* SHORT PROBLEM: In the data that follows, count each line holding the string "South"; answer with the number only.

* RECORDS TO USE:
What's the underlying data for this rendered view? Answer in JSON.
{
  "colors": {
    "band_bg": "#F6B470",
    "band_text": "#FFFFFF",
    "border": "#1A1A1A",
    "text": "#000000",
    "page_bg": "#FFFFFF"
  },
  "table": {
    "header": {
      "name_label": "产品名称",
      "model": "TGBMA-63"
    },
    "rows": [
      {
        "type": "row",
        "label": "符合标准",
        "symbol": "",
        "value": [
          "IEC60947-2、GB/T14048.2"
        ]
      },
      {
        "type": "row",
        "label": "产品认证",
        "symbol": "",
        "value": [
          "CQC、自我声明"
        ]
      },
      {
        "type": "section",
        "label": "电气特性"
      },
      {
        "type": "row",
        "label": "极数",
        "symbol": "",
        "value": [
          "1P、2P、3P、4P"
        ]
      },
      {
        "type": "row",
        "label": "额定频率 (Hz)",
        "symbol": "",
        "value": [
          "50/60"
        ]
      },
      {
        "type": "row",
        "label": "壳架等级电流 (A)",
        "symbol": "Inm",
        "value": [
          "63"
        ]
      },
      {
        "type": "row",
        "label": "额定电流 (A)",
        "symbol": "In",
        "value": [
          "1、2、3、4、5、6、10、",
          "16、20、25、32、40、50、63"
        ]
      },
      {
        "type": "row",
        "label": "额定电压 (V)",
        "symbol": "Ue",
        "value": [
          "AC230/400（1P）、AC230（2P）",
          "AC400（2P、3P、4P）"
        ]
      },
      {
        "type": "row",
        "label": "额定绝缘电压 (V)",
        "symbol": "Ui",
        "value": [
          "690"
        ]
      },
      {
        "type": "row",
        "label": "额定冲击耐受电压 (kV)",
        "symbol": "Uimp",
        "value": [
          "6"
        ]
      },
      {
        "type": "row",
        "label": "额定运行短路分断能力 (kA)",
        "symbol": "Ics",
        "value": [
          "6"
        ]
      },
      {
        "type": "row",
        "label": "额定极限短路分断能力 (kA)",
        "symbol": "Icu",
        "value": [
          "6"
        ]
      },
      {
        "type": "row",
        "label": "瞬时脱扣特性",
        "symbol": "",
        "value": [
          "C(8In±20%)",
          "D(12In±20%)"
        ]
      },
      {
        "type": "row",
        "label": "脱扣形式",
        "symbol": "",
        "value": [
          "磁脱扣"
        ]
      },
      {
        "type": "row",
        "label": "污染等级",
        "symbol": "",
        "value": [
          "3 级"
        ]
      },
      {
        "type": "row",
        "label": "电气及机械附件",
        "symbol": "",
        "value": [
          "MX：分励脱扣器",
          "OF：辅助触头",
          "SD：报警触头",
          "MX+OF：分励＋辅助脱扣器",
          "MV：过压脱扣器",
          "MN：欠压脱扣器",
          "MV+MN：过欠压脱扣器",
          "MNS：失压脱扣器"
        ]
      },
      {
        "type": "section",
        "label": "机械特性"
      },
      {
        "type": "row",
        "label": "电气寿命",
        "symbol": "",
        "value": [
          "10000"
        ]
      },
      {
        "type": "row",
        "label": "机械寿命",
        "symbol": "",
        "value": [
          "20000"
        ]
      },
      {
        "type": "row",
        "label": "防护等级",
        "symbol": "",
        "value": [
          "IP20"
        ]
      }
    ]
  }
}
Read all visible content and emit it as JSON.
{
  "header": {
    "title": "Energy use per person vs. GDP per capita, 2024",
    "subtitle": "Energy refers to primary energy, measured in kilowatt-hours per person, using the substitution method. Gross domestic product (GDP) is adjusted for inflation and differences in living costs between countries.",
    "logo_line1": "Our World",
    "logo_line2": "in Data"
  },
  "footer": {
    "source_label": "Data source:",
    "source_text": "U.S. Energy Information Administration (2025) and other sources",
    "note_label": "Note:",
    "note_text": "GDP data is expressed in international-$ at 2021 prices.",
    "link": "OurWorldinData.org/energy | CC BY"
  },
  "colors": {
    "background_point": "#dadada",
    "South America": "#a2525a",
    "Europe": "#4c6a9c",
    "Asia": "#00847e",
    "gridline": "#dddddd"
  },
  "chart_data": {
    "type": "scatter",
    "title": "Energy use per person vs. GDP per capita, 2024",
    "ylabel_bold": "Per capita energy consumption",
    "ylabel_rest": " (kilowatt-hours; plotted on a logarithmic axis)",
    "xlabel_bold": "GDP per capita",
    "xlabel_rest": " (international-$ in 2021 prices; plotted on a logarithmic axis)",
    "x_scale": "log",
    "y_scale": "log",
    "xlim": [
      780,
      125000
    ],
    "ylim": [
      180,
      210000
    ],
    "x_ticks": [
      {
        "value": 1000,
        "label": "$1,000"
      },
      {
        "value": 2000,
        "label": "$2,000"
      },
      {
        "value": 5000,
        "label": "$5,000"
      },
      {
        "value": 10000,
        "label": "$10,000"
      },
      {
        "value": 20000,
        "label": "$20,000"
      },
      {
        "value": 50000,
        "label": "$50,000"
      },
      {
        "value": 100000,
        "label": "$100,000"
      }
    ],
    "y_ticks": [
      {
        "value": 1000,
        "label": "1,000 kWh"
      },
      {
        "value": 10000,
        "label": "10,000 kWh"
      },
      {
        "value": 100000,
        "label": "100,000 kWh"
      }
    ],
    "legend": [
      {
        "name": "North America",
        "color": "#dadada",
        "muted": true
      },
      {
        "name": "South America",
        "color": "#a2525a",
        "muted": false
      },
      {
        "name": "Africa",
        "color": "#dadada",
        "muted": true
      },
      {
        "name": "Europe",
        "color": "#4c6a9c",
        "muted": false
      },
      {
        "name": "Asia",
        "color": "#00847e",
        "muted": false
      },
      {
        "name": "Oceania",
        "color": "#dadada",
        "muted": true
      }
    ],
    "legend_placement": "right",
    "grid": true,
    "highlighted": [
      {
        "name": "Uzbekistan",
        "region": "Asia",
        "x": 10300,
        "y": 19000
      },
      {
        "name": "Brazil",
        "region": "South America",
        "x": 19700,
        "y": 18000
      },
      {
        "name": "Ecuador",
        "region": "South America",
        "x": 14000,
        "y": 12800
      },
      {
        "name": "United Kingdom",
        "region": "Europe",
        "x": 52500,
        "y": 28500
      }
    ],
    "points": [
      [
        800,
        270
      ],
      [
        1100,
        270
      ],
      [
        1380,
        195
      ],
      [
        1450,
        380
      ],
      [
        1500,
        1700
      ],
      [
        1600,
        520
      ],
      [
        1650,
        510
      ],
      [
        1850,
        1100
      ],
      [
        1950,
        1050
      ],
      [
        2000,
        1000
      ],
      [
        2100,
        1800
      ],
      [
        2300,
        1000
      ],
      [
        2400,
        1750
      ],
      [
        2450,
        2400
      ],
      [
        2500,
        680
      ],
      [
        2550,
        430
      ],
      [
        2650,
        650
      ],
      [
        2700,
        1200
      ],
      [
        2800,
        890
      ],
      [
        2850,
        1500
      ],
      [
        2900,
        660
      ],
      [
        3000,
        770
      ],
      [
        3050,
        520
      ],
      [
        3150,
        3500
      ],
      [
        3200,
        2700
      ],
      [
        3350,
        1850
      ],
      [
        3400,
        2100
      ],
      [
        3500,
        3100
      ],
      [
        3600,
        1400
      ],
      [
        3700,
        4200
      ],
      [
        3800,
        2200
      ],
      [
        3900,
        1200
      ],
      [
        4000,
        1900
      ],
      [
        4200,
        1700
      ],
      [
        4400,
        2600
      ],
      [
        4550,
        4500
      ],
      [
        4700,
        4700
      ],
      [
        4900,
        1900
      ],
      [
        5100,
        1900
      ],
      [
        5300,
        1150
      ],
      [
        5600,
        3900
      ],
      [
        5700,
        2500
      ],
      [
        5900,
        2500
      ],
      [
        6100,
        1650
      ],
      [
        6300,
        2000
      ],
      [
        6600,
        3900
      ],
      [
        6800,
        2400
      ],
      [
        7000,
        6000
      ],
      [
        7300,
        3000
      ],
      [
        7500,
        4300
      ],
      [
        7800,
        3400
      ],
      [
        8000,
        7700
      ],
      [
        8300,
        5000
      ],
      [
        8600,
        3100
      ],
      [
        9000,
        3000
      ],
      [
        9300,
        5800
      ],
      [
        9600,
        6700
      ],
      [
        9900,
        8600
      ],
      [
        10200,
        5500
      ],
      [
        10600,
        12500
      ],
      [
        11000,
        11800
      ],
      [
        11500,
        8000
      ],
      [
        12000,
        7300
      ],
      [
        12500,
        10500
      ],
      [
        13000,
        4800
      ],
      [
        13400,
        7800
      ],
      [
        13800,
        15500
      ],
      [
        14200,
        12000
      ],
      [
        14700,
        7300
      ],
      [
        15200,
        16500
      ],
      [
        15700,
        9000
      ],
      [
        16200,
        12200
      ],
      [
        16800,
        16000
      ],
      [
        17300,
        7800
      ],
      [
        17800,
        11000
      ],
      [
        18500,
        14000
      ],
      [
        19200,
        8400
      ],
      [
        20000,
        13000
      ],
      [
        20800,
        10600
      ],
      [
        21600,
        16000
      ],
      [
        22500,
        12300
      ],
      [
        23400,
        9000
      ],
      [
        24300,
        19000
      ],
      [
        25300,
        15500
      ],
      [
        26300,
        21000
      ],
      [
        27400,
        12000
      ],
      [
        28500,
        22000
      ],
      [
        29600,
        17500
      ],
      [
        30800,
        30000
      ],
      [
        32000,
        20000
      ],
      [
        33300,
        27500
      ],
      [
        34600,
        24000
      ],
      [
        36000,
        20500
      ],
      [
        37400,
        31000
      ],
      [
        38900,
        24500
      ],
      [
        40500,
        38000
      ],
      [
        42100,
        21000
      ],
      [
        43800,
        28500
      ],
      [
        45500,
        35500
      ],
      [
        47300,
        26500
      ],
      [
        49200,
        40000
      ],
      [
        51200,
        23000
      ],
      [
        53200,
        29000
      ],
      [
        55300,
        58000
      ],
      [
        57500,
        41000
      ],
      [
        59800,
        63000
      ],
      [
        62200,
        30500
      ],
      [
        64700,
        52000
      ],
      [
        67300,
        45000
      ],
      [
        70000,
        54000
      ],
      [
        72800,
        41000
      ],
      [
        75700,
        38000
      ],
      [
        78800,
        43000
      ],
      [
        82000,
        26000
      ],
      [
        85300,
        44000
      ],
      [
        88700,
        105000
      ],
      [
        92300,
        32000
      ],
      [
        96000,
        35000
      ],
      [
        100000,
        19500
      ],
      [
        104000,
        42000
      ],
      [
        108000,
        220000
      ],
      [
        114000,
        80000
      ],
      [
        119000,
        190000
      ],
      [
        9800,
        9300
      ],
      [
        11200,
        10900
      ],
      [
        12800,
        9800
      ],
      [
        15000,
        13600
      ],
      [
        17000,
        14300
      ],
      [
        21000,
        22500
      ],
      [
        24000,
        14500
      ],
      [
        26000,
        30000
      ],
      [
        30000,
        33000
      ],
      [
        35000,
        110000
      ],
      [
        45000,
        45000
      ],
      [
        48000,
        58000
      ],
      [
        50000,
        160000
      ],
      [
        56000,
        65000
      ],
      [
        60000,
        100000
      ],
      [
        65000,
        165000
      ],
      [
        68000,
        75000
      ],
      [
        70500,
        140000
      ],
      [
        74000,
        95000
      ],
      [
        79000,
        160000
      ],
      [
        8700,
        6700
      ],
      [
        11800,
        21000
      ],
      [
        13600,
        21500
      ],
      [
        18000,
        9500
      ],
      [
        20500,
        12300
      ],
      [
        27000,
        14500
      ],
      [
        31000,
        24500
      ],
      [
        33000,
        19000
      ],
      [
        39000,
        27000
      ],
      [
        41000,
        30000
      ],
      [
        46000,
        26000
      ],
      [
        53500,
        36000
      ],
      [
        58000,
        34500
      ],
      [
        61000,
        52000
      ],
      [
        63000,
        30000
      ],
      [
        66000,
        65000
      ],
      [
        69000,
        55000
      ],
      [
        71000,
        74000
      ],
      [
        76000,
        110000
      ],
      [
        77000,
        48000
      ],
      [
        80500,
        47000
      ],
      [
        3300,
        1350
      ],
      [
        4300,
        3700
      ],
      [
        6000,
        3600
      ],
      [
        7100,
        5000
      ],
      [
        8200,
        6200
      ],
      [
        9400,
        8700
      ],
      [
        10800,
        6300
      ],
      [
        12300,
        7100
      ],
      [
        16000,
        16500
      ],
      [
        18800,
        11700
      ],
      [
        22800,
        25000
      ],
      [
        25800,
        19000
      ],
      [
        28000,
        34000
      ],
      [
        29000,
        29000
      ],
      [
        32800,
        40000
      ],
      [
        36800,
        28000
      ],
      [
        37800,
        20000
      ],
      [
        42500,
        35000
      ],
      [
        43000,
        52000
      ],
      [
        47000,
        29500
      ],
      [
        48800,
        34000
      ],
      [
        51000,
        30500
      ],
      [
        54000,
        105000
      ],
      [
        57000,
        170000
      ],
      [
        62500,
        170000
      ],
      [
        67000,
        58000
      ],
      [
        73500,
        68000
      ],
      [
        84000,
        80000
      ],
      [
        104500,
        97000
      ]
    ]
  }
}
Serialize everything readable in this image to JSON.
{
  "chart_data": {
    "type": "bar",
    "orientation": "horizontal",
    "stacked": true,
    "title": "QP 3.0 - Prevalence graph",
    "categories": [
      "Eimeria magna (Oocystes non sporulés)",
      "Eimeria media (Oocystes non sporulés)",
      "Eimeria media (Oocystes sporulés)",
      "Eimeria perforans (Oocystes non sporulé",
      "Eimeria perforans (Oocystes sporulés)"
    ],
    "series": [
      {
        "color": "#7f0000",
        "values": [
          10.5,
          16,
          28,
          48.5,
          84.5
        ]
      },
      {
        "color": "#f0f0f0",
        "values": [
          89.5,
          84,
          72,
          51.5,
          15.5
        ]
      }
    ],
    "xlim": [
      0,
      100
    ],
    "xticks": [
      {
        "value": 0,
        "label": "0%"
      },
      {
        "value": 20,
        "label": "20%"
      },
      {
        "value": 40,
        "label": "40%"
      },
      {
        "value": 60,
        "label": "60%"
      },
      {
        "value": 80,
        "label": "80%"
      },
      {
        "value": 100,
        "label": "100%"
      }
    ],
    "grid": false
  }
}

* ANSWER TO THIS TASK: 4